_Instructions for the task_:
Reproduce every entry below precisely; do not include the pictures.

_Dataset items_:
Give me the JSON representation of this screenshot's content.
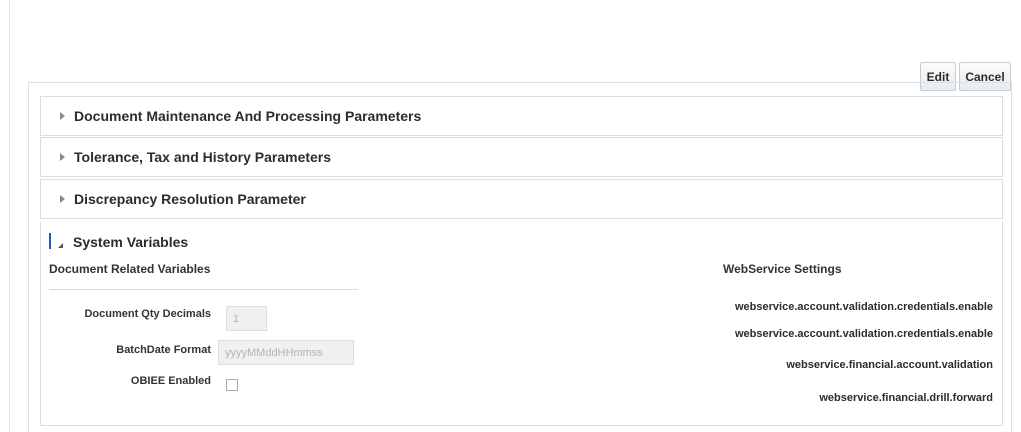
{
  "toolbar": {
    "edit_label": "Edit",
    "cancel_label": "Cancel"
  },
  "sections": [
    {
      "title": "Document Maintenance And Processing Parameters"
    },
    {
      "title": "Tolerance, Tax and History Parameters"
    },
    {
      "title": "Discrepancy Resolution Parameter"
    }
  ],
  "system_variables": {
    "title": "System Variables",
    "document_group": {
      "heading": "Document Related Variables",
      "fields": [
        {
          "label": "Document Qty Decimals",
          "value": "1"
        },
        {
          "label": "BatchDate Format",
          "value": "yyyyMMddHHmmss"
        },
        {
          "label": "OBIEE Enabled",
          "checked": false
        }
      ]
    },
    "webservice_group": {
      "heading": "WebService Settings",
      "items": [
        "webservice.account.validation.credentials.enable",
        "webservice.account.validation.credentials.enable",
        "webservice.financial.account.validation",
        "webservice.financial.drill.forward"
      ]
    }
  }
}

_Answer_:
Give me the JSON representation of this screenshot's content.
{
  "toolbar": {
    "edit_label": "Edit",
    "cancel_label": "Cancel"
  },
  "sections": [
    {
      "title": "Document Maintenance And Processing Parameters"
    },
    {
      "title": "Tolerance, Tax and History Parameters"
    },
    {
      "title": "Discrepancy Resolution Parameter"
    }
  ],
  "system_variables": {
    "title": "System Variables",
    "document_group": {
      "heading": "Document Related Variables",
      "fields": [
        {
          "label": "Document Qty Decimals",
          "value": "1"
        },
        {
          "label": "BatchDate Format",
          "value": "yyyyMMddHHmmss"
        },
        {
          "label": "OBIEE Enabled",
          "checked": false
        }
      ]
    },
    "webservice_group": {
      "heading": "WebService Settings",
      "items": [
        "webservice.account.validation.credentials.enable",
        "webservice.account.validation.credentials.enable",
        "webservice.financial.account.validation",
        "webservice.financial.drill.forward"
      ]
    }
  }
}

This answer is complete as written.